■ **Stated task**
Search the records for the word "color" and report each line that has it.

Data tied to figure images
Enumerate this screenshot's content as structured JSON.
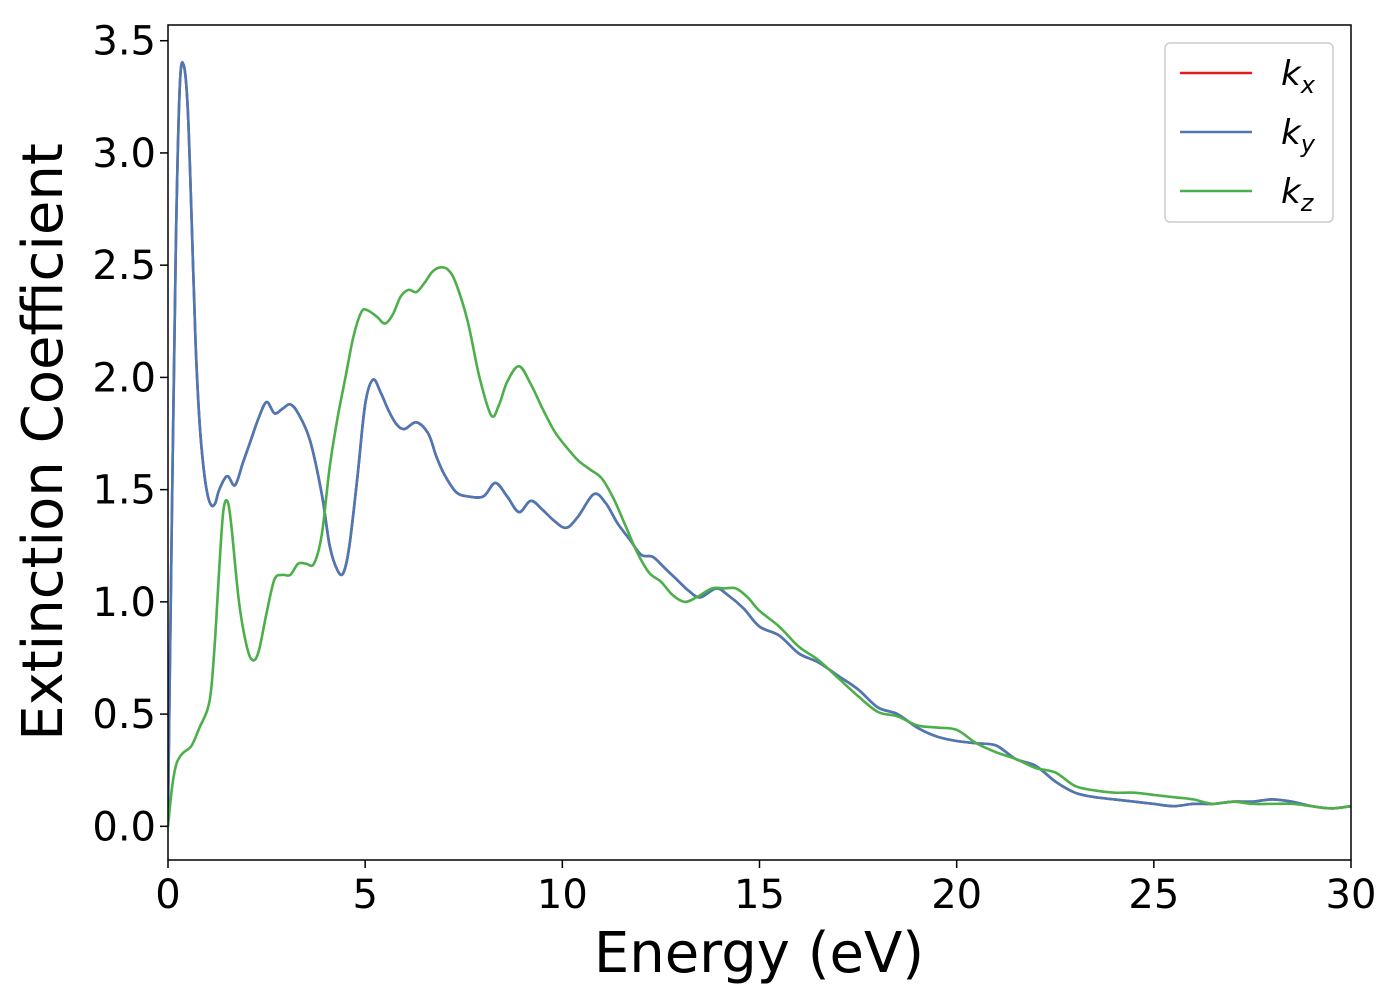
{
  "chart_data": {
    "type": "line",
    "xlabel": "Energy (eV)",
    "ylabel": "Extinction Coefficient",
    "xlim": [
      0,
      30
    ],
    "ylim": [
      -0.15,
      3.57
    ],
    "xticks": [
      0,
      5,
      10,
      15,
      20,
      25,
      30
    ],
    "xtick_labels": [
      "0",
      "5",
      "10",
      "15",
      "20",
      "25",
      "30"
    ],
    "yticks": [
      0.0,
      0.5,
      1.0,
      1.5,
      2.0,
      2.5,
      3.0,
      3.5
    ],
    "ytick_labels": [
      "0.0",
      "0.5",
      "1.0",
      "1.5",
      "2.0",
      "2.5",
      "3.0",
      "3.5"
    ],
    "grid": false,
    "legend_position": "top-right",
    "series": [
      {
        "name": "k",
        "sub": "x",
        "color": "#e41a1c",
        "x": [
          0,
          0.1,
          0.2,
          0.3,
          0.4,
          0.5,
          0.6,
          0.7,
          0.8,
          0.9,
          1.0,
          1.1,
          1.2,
          1.3,
          1.5,
          1.7,
          1.9,
          2.1,
          2.3,
          2.5,
          2.7,
          2.9,
          3.1,
          3.3,
          3.6,
          3.9,
          4.1,
          4.3,
          4.45,
          4.6,
          4.8,
          5.0,
          5.2,
          5.4,
          5.6,
          5.8,
          6.0,
          6.3,
          6.6,
          6.8,
          7.0,
          7.3,
          7.6,
          8.0,
          8.3,
          8.6,
          8.9,
          9.2,
          9.5,
          9.8,
          10.1,
          10.4,
          10.8,
          11.1,
          11.4,
          11.7,
          12.0,
          12.3,
          12.6,
          12.9,
          13.2,
          13.5,
          13.9,
          14.2,
          14.6,
          15.0,
          15.5,
          16.0,
          16.5,
          17.0,
          17.5,
          18.0,
          18.5,
          19.0,
          19.5,
          20.0,
          20.5,
          21.0,
          21.5,
          22.0,
          22.5,
          23.0,
          23.5,
          24.0,
          24.5,
          25.0,
          25.5,
          26.0,
          26.5,
          27.0,
          27.5,
          28.0,
          28.5,
          29.0,
          29.5,
          30.0
        ],
        "y": [
          0.05,
          1.4,
          2.6,
          3.3,
          3.39,
          3.2,
          2.7,
          2.15,
          1.8,
          1.6,
          1.48,
          1.43,
          1.44,
          1.5,
          1.56,
          1.52,
          1.62,
          1.72,
          1.82,
          1.89,
          1.84,
          1.86,
          1.88,
          1.84,
          1.72,
          1.48,
          1.25,
          1.14,
          1.13,
          1.25,
          1.55,
          1.88,
          1.99,
          1.93,
          1.85,
          1.79,
          1.77,
          1.8,
          1.75,
          1.65,
          1.57,
          1.49,
          1.47,
          1.47,
          1.53,
          1.47,
          1.4,
          1.45,
          1.41,
          1.36,
          1.33,
          1.38,
          1.48,
          1.44,
          1.35,
          1.28,
          1.21,
          1.2,
          1.15,
          1.1,
          1.05,
          1.02,
          1.06,
          1.03,
          0.97,
          0.89,
          0.85,
          0.77,
          0.73,
          0.67,
          0.61,
          0.53,
          0.5,
          0.44,
          0.4,
          0.38,
          0.37,
          0.36,
          0.3,
          0.27,
          0.2,
          0.15,
          0.13,
          0.12,
          0.11,
          0.1,
          0.09,
          0.1,
          0.1,
          0.11,
          0.11,
          0.12,
          0.11,
          0.09,
          0.08,
          0.09
        ]
      },
      {
        "name": "k",
        "sub": "y",
        "color": "#4a7ab5",
        "x": [
          0,
          0.1,
          0.2,
          0.3,
          0.4,
          0.5,
          0.6,
          0.7,
          0.8,
          0.9,
          1.0,
          1.1,
          1.2,
          1.3,
          1.5,
          1.7,
          1.9,
          2.1,
          2.3,
          2.5,
          2.7,
          2.9,
          3.1,
          3.3,
          3.6,
          3.9,
          4.1,
          4.3,
          4.45,
          4.6,
          4.8,
          5.0,
          5.2,
          5.4,
          5.6,
          5.8,
          6.0,
          6.3,
          6.6,
          6.8,
          7.0,
          7.3,
          7.6,
          8.0,
          8.3,
          8.6,
          8.9,
          9.2,
          9.5,
          9.8,
          10.1,
          10.4,
          10.8,
          11.1,
          11.4,
          11.7,
          12.0,
          12.3,
          12.6,
          12.9,
          13.2,
          13.5,
          13.9,
          14.2,
          14.6,
          15.0,
          15.5,
          16.0,
          16.5,
          17.0,
          17.5,
          18.0,
          18.5,
          19.0,
          19.5,
          20.0,
          20.5,
          21.0,
          21.5,
          22.0,
          22.5,
          23.0,
          23.5,
          24.0,
          24.5,
          25.0,
          25.5,
          26.0,
          26.5,
          27.0,
          27.5,
          28.0,
          28.5,
          29.0,
          29.5,
          30.0
        ],
        "y": [
          0.05,
          1.4,
          2.6,
          3.3,
          3.39,
          3.2,
          2.7,
          2.15,
          1.8,
          1.6,
          1.48,
          1.43,
          1.44,
          1.5,
          1.56,
          1.52,
          1.62,
          1.72,
          1.82,
          1.89,
          1.84,
          1.86,
          1.88,
          1.84,
          1.72,
          1.48,
          1.25,
          1.14,
          1.13,
          1.25,
          1.55,
          1.88,
          1.99,
          1.93,
          1.85,
          1.79,
          1.77,
          1.8,
          1.75,
          1.65,
          1.57,
          1.49,
          1.47,
          1.47,
          1.53,
          1.47,
          1.4,
          1.45,
          1.41,
          1.36,
          1.33,
          1.38,
          1.48,
          1.44,
          1.35,
          1.28,
          1.21,
          1.2,
          1.15,
          1.1,
          1.05,
          1.02,
          1.06,
          1.03,
          0.97,
          0.89,
          0.85,
          0.77,
          0.73,
          0.67,
          0.61,
          0.53,
          0.5,
          0.44,
          0.4,
          0.38,
          0.37,
          0.36,
          0.3,
          0.27,
          0.2,
          0.15,
          0.13,
          0.12,
          0.11,
          0.1,
          0.09,
          0.1,
          0.1,
          0.11,
          0.11,
          0.12,
          0.11,
          0.09,
          0.08,
          0.09
        ]
      },
      {
        "name": "k",
        "sub": "z",
        "color": "#4daf4a",
        "x": [
          0,
          0.1,
          0.2,
          0.3,
          0.4,
          0.6,
          0.8,
          1.0,
          1.1,
          1.2,
          1.3,
          1.4,
          1.5,
          1.6,
          1.8,
          2.0,
          2.15,
          2.3,
          2.5,
          2.7,
          2.9,
          3.1,
          3.3,
          3.5,
          3.7,
          3.9,
          4.1,
          4.3,
          4.5,
          4.7,
          4.9,
          5.05,
          5.3,
          5.5,
          5.7,
          5.9,
          6.1,
          6.3,
          6.5,
          6.7,
          6.9,
          7.1,
          7.3,
          7.6,
          7.9,
          8.2,
          8.4,
          8.6,
          8.9,
          9.2,
          9.5,
          9.8,
          10.1,
          10.4,
          10.7,
          11.0,
          11.3,
          11.6,
          11.9,
          12.2,
          12.5,
          12.8,
          13.1,
          13.4,
          13.8,
          14.1,
          14.4,
          14.7,
          15.0,
          15.5,
          16.0,
          16.5,
          17.0,
          17.5,
          18.0,
          18.5,
          19.0,
          19.5,
          20.0,
          20.5,
          21.0,
          21.5,
          22.0,
          22.5,
          23.0,
          23.5,
          24.0,
          24.5,
          25.0,
          25.5,
          26.0,
          26.5,
          27.0,
          27.5,
          28.0,
          28.5,
          29.0,
          29.5,
          30.0
        ],
        "y": [
          0.0,
          0.17,
          0.27,
          0.31,
          0.33,
          0.36,
          0.44,
          0.52,
          0.62,
          0.85,
          1.15,
          1.4,
          1.45,
          1.35,
          1.0,
          0.8,
          0.74,
          0.78,
          0.95,
          1.1,
          1.12,
          1.12,
          1.17,
          1.17,
          1.17,
          1.3,
          1.6,
          1.82,
          2.0,
          2.18,
          2.29,
          2.3,
          2.27,
          2.24,
          2.28,
          2.36,
          2.39,
          2.38,
          2.42,
          2.47,
          2.49,
          2.48,
          2.42,
          2.25,
          2.0,
          1.83,
          1.88,
          1.98,
          2.05,
          1.97,
          1.86,
          1.76,
          1.69,
          1.63,
          1.59,
          1.55,
          1.46,
          1.34,
          1.22,
          1.13,
          1.09,
          1.03,
          1.0,
          1.02,
          1.06,
          1.06,
          1.06,
          1.02,
          0.96,
          0.89,
          0.8,
          0.74,
          0.66,
          0.58,
          0.51,
          0.49,
          0.45,
          0.44,
          0.43,
          0.37,
          0.33,
          0.3,
          0.26,
          0.24,
          0.18,
          0.16,
          0.15,
          0.15,
          0.14,
          0.13,
          0.12,
          0.1,
          0.11,
          0.1,
          0.1,
          0.1,
          0.09,
          0.08,
          0.09
        ]
      }
    ]
  }
}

■ **Answer to the problem**
        "color": "#e41a1c",
        "color": "#4a7ab5",
        "color": "#4daf4a",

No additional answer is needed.